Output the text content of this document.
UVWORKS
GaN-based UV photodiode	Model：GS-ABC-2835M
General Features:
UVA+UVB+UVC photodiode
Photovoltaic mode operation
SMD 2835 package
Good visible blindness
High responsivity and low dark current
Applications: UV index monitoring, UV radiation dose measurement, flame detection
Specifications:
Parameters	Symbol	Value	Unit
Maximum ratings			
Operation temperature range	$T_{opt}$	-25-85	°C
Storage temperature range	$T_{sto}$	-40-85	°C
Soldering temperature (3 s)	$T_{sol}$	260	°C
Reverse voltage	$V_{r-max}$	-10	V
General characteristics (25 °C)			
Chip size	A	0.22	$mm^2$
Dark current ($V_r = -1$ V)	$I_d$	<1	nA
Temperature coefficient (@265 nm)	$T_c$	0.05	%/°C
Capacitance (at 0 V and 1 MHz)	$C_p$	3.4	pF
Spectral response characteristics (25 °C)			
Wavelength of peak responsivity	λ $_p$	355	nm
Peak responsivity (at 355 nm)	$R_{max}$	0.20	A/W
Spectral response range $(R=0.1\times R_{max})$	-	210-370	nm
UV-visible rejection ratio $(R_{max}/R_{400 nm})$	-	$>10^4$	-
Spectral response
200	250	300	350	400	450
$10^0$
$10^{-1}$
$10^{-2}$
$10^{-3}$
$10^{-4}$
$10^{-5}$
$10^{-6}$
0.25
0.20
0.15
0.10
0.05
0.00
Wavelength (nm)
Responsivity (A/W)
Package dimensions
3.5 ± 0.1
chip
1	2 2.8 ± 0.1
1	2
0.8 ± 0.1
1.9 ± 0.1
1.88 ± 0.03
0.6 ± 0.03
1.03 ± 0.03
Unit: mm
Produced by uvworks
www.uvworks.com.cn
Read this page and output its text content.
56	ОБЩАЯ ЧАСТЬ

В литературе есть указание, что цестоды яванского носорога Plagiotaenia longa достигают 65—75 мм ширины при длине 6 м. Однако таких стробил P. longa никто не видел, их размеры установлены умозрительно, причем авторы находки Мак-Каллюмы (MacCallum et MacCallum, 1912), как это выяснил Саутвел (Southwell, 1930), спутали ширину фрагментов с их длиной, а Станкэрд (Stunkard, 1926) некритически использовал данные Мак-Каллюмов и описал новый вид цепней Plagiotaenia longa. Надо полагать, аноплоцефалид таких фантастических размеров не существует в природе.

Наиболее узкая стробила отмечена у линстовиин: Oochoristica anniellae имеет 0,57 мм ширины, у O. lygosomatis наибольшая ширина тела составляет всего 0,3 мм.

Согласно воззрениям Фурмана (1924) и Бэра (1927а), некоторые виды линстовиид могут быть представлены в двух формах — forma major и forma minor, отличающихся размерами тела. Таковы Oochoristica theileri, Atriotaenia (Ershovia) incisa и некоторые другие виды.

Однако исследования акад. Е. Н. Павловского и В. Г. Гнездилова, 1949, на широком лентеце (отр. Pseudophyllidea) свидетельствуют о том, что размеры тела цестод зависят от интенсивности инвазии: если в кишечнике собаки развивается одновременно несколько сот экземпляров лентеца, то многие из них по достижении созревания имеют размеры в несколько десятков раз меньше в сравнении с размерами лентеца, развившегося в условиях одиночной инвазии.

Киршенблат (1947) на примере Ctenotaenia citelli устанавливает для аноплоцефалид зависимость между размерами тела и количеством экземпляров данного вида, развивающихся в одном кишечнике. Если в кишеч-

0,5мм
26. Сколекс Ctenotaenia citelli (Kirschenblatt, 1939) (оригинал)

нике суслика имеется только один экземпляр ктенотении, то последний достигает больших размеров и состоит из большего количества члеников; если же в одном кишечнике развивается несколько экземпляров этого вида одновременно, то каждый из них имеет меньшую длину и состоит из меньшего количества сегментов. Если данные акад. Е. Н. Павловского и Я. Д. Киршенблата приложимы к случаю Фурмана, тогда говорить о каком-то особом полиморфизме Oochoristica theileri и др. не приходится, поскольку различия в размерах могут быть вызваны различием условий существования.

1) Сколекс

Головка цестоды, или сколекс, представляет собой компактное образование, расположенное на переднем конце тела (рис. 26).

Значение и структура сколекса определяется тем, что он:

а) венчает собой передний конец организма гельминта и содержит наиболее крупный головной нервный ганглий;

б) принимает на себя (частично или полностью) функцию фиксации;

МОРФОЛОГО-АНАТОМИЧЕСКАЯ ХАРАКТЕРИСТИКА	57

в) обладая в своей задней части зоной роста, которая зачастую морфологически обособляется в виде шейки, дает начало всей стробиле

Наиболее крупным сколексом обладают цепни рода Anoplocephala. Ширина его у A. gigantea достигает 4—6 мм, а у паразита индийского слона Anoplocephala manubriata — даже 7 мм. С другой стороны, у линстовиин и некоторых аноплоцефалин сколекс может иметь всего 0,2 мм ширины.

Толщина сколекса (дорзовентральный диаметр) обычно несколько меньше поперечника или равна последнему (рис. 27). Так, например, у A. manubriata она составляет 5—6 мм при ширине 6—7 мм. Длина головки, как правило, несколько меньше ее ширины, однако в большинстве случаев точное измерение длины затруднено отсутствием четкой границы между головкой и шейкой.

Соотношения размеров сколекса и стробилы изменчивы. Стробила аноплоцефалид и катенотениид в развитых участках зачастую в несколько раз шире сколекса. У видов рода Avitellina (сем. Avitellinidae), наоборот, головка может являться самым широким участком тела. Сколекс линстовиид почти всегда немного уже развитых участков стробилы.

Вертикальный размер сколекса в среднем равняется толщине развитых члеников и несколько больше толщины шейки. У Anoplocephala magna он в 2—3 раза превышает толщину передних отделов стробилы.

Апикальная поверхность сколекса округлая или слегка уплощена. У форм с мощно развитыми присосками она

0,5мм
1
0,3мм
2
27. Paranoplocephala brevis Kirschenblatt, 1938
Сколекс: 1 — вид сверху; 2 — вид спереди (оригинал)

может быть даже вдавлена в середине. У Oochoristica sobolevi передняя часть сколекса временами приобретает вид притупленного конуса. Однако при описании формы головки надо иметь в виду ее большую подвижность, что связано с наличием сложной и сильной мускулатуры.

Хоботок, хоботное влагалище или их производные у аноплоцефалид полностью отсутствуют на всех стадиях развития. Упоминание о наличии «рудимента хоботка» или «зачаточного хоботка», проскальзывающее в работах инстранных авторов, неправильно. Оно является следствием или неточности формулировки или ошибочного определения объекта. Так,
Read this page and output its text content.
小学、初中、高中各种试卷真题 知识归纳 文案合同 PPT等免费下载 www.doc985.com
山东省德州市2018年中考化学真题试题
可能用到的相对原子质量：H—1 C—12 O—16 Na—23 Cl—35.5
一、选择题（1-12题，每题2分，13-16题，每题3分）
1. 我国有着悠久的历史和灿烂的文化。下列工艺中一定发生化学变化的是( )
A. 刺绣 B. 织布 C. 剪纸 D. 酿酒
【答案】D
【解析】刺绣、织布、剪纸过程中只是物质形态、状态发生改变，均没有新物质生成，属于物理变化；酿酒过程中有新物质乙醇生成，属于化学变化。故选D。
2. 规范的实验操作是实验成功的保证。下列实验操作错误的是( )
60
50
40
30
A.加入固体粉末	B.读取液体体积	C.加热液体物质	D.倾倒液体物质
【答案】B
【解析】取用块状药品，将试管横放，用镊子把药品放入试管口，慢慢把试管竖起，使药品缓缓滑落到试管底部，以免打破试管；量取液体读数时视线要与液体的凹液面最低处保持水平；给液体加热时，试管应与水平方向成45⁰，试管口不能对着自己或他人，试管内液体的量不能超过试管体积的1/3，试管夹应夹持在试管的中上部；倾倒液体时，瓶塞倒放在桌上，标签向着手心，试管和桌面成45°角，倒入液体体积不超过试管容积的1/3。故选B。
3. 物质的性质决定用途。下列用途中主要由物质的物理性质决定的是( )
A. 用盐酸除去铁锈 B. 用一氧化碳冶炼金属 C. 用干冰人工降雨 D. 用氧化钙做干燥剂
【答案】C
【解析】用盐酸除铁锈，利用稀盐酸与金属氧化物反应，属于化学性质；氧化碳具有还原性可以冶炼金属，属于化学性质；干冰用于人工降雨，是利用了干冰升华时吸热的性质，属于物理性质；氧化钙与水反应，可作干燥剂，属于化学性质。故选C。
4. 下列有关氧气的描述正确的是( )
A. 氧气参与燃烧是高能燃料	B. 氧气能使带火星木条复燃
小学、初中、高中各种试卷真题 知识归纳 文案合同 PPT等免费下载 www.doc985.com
-- -- --
# What you should do
Working from the listing above, pick out every line that has "всего" and copy it.

# Correct result
Наиболее узкая стробила отмечена у линстовиин: Oochoristica anniellae имеет 0,57 мм ширины, у O. lygosomatis наибольшая ширина тела составляет всего 0,3 мм.
Наиболее крупным сколексом обладают цепни рода Anoplocephala. Ширина его у A. gigantea достигает 4—6 мм, а у паразита индийского слона Anoplocephala manubriata — даже 7 мм. С другой стороны, у линстовиин и некоторых аноплоцефалин сколекс может иметь всего 0,2 мм ширины.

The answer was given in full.